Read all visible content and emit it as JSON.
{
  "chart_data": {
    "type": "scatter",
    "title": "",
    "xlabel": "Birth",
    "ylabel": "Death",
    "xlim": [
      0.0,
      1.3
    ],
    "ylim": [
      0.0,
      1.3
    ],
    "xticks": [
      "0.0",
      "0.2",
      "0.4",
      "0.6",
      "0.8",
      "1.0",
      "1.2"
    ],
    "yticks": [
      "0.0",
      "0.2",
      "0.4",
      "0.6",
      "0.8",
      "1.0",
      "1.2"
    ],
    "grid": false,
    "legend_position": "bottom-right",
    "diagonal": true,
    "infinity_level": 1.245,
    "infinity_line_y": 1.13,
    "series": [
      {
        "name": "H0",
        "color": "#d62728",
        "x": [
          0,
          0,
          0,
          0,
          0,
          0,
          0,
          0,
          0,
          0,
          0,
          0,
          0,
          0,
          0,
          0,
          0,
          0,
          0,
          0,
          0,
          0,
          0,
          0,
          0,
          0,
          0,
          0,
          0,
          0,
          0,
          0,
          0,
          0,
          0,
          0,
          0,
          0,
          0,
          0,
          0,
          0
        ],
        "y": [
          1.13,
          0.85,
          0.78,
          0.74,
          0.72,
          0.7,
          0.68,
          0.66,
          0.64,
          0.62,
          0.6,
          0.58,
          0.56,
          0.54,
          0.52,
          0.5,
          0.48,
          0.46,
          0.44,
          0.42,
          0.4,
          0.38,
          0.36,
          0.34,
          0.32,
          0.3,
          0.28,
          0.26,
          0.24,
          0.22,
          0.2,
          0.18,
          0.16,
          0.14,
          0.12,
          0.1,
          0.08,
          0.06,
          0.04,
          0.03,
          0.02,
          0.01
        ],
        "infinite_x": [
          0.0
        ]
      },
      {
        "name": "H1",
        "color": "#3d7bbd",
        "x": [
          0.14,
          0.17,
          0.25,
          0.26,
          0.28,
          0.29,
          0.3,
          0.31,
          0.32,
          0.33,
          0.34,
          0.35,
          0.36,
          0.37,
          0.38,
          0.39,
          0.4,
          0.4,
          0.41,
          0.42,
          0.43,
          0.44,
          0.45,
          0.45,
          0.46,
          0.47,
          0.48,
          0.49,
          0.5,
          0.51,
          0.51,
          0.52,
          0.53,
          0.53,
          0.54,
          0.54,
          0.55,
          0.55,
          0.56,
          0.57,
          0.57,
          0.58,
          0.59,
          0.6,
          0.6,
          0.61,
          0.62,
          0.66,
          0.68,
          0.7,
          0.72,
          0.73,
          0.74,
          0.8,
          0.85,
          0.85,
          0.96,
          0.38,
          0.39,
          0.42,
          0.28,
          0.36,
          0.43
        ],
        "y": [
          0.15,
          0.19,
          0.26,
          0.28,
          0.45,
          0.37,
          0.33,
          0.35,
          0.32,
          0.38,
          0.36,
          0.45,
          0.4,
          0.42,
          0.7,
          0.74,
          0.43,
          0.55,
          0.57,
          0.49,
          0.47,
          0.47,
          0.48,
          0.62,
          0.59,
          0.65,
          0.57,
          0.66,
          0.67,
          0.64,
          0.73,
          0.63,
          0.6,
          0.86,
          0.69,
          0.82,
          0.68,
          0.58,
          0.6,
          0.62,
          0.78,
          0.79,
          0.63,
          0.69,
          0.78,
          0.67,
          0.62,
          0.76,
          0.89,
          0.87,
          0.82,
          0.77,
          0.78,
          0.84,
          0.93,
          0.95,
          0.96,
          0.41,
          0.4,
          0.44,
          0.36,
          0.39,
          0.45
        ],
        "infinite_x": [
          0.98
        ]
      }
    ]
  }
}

§ §

_REQUIREMENTS_.
Reproduce every line above without error.

_RESULT_.
Read all visible content and emit it as JSON.
{
  "chart_data": {
    "type": "scatter",
    "title": "",
    "xlabel": "Birth",
    "ylabel": "Death",
    "xlim": [
      0.0,
      1.3
    ],
    "ylim": [
      0.0,
      1.3
    ],
    "xticks": [
      "0.0",
      "0.2",
      "0.4",
      "0.6",
      "0.8",
      "1.0",
      "1.2"
    ],
    "yticks": [
      "0.0",
      "0.2",
      "0.4",
      "0.6",
      "0.8",
      "1.0",
      "1.2"
    ],
    "grid": false,
    "legend_position": "bottom-right",
    "diagonal": true,
    "infinity_level": 1.245,
    "infinity_line_y": 1.13,
    "series": [
      {
        "name": "H0",
        "color": "#d62728",
        "x": [
          0,
          0,
          0,
          0,
          0,
          0,
          0,
          0,
          0,
          0,
          0,
          0,
          0,
          0,
          0,
          0,
          0,
          0,
          0,
          0,
          0,
          0,
          0,
          0,
          0,
          0,
          0,
          0,
          0,
          0,
          0,
          0,
          0,
          0,
          0,
          0,
          0,
          0,
          0,
          0,
          0,
          0
        ],
        "y": [
          1.13,
          0.85,
          0.78,
          0.74,
          0.72,
          0.7,
          0.68,
          0.66,
          0.64,
          0.62,
          0.6,
          0.58,
          0.56,
          0.54,
          0.52,
          0.5,
          0.48,
          0.46,
          0.44,
          0.42,
          0.4,
          0.38,
          0.36,
          0.34,
          0.32,
          0.3,
          0.28,
          0.26,
          0.24,
          0.22,
          0.2,
          0.18,
          0.16,
          0.14,
          0.12,
          0.1,
          0.08,
          0.06,
          0.04,
          0.03,
          0.02,
          0.01
        ],
        "infinite_x": [
          0.0
        ]
      },
      {
        "name": "H1",
        "color": "#3d7bbd",
        "x": [
          0.14,
          0.17,
          0.25,
          0.26,
          0.28,
          0.29,
          0.3,
          0.31,
          0.32,
          0.33,
          0.34,
          0.35,
          0.36,
          0.37,
          0.38,
          0.39,
          0.4,
          0.4,
          0.41,
          0.42,
          0.43,
          0.44,
          0.45,
          0.45,
          0.46,
          0.47,
          0.48,
          0.49,
          0.5,
          0.51,
          0.51,
          0.52,
          0.53,
          0.53,
          0.54,
          0.54,
          0.55,
          0.55,
          0.56,
          0.57,
          0.57,
          0.58,
          0.59,
          0.6,
          0.6,
          0.61,
          0.62,
          0.66,
          0.68,
          0.7,
          0.72,
          0.73,
          0.74,
          0.8,
          0.85,
          0.85,
          0.96,
          0.38,
          0.39,
          0.42,
          0.28,
          0.36,
          0.43
        ],
        "y": [
          0.15,
          0.19,
          0.26,
          0.28,
          0.45,
          0.37,
          0.33,
          0.35,
          0.32,
          0.38,
          0.36,
          0.45,
          0.4,
          0.42,
          0.7,
          0.74,
          0.43,
          0.55,
          0.57,
          0.49,
          0.47,
          0.47,
          0.48,
          0.62,
          0.59,
          0.65,
          0.57,
          0.66,
          0.67,
          0.64,
          0.73,
          0.63,
          0.6,
          0.86,
          0.69,
          0.82,
          0.68,
          0.58,
          0.6,
          0.62,
          0.78,
          0.79,
          0.63,
          0.69,
          0.78,
          0.67,
          0.62,
          0.76,
          0.89,
          0.87,
          0.82,
          0.77,
          0.78,
          0.84,
          0.93,
          0.95,
          0.96,
          0.41,
          0.4,
          0.44,
          0.36,
          0.39,
          0.45
        ],
        "infinite_x": [
          0.98
        ]
      }
    ]
  }
}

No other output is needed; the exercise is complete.